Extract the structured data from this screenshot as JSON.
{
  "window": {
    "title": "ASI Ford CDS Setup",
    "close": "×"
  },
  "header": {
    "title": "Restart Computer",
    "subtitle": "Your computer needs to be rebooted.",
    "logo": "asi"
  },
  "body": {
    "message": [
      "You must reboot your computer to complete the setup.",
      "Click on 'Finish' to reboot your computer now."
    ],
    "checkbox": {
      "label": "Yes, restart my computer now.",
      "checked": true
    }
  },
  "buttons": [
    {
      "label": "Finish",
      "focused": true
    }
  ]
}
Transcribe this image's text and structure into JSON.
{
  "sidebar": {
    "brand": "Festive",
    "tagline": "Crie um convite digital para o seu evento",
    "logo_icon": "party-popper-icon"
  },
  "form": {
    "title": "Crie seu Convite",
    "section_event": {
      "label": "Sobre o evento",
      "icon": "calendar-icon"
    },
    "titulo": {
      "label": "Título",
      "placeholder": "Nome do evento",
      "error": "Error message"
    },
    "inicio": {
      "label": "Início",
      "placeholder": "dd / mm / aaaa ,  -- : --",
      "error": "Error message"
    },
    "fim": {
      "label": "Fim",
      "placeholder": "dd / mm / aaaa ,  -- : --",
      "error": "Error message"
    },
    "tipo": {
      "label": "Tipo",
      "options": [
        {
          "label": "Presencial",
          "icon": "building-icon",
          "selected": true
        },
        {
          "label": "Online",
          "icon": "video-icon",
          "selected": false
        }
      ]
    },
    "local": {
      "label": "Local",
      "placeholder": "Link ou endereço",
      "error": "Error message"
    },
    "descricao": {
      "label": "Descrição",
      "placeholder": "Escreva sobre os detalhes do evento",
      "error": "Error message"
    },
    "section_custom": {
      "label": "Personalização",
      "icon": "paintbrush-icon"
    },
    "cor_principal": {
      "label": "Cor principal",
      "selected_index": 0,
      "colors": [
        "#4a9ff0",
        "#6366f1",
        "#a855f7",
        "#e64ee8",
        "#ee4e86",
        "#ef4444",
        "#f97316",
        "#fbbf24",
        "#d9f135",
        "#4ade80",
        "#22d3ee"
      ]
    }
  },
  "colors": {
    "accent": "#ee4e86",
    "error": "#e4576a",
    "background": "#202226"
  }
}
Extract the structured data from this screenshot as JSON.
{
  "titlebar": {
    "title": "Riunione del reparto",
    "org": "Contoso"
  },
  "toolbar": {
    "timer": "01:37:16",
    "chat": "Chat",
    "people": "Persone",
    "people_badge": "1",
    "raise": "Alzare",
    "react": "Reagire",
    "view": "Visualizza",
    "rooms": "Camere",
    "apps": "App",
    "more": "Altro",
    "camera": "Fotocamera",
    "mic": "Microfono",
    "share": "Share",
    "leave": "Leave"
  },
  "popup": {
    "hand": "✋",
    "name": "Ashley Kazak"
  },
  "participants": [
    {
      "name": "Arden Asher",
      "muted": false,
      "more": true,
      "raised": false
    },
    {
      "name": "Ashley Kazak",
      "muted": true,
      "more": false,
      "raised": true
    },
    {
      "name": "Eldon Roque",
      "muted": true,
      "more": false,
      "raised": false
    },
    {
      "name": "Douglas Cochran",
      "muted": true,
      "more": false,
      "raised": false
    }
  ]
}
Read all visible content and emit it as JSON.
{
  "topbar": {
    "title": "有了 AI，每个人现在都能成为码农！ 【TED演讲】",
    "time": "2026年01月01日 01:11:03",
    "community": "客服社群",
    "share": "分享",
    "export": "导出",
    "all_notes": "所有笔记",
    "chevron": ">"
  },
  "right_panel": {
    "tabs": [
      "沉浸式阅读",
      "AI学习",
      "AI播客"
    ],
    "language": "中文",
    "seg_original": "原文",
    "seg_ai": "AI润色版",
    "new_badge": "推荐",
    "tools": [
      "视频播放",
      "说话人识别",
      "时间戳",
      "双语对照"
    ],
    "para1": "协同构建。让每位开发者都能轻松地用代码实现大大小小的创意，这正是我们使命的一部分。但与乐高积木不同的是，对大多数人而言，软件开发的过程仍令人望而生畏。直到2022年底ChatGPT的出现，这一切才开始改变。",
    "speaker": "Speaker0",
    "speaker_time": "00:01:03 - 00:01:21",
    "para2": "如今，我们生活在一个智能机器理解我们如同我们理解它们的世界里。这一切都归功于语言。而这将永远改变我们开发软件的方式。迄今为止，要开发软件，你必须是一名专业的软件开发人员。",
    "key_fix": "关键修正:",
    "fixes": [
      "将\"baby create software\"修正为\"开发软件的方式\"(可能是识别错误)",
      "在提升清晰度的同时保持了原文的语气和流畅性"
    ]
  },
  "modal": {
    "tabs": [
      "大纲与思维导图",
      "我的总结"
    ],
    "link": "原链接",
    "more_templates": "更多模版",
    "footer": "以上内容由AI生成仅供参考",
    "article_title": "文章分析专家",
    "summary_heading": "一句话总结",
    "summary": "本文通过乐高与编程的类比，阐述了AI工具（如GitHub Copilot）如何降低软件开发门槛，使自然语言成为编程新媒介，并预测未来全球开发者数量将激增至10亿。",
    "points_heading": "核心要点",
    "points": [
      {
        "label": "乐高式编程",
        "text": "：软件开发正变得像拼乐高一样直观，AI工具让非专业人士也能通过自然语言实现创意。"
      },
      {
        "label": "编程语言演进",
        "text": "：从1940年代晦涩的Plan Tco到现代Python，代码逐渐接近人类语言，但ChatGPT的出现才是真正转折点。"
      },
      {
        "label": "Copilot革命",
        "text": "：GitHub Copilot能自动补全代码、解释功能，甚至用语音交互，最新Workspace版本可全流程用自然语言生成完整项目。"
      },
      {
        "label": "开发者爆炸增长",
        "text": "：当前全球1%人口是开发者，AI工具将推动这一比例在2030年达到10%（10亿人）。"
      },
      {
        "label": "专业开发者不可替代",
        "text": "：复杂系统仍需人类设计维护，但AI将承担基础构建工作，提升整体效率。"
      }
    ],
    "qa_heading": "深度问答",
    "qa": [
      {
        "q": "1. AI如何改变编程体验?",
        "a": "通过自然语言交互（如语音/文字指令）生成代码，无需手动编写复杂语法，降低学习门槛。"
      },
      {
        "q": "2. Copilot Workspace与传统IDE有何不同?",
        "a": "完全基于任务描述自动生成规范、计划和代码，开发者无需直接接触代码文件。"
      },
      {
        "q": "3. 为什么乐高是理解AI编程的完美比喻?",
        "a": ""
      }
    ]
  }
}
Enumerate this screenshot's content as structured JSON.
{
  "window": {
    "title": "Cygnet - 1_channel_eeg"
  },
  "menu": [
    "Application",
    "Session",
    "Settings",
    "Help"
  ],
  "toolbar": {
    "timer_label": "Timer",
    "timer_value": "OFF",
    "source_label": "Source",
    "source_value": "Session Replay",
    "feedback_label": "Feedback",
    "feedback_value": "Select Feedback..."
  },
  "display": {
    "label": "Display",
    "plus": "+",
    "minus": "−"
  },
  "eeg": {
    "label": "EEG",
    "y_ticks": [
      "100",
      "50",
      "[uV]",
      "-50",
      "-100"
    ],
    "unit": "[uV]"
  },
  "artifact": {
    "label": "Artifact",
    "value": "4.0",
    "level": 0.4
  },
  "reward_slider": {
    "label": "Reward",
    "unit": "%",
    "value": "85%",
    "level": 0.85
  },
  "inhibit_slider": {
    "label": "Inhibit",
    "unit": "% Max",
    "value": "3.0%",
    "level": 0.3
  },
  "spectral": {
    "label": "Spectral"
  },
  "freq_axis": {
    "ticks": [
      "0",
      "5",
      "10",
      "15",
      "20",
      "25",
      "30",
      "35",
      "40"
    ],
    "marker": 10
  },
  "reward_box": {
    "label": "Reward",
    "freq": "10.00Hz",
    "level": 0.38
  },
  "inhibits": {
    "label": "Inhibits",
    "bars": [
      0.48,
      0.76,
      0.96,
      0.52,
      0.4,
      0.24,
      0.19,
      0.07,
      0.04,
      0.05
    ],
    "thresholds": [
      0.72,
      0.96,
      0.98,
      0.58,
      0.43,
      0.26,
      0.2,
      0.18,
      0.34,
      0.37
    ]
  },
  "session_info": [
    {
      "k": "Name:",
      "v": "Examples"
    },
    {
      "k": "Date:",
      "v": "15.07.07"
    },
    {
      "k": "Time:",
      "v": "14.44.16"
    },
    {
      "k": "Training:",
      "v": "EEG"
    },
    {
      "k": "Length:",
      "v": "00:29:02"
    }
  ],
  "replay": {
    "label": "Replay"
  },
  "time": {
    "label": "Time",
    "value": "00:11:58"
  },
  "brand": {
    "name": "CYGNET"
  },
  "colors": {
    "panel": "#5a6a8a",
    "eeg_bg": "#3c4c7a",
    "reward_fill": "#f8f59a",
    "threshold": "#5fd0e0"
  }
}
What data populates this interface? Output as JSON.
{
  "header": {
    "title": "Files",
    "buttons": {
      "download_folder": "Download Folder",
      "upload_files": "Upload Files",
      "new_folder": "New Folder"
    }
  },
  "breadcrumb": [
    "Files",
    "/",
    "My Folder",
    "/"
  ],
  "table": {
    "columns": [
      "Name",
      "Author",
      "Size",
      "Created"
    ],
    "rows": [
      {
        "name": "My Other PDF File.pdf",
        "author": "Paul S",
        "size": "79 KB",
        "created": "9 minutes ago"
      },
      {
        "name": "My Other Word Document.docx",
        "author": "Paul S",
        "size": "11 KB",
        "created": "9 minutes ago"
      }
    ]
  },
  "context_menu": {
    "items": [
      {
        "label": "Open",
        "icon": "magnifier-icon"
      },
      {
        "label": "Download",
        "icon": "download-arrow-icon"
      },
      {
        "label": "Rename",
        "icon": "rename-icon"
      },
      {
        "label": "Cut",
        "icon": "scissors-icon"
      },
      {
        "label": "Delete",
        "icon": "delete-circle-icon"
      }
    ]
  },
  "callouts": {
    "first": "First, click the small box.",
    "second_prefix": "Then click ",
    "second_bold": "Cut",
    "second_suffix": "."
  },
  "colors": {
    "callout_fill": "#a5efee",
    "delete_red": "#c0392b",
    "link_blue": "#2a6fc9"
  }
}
______________________________
Task to complete -
Retype nothing except the lines from the line holding "What data populates" through the last line of the entries, both included.

Solved exercise -
What data populates this interface? Output as JSON.
{
  "header": {
    "title": "Files",
    "buttons": {
      "download_folder": "Download Folder",
      "upload_files": "Upload Files",
      "new_folder": "New Folder"
    }
  },
  "breadcrumb": [
    "Files",
    "/",
    "My Folder",
    "/"
  ],
  "table": {
    "columns": [
      "Name",
      "Author",
      "Size",
      "Created"
    ],
    "rows": [
      {
        "name": "My Other PDF File.pdf",
        "author": "Paul S",
        "size": "79 KB",
        "created": "9 minutes ago"
      },
      {
        "name": "My Other Word Document.docx",
        "author": "Paul S",
        "size": "11 KB",
        "created": "9 minutes ago"
      }
    ]
  },
  "context_menu": {
    "items": [
      {
        "label": "Open",
        "icon": "magnifier-icon"
      },
      {
        "label": "Download",
        "icon": "download-arrow-icon"
      },
      {
        "label": "Rename",
        "icon": "rename-icon"
      },
      {
        "label": "Cut",
        "icon": "scissors-icon"
      },
      {
        "label": "Delete",
        "icon": "delete-circle-icon"
      }
    ]
  },
  "callouts": {
    "first": "First, click the small box.",
    "second_prefix": "Then click ",
    "second_bold": "Cut",
    "second_suffix": "."
  },
  "colors": {
    "callout_fill": "#a5efee",
    "delete_red": "#c0392b",
    "link_blue": "#2a6fc9"
  }
}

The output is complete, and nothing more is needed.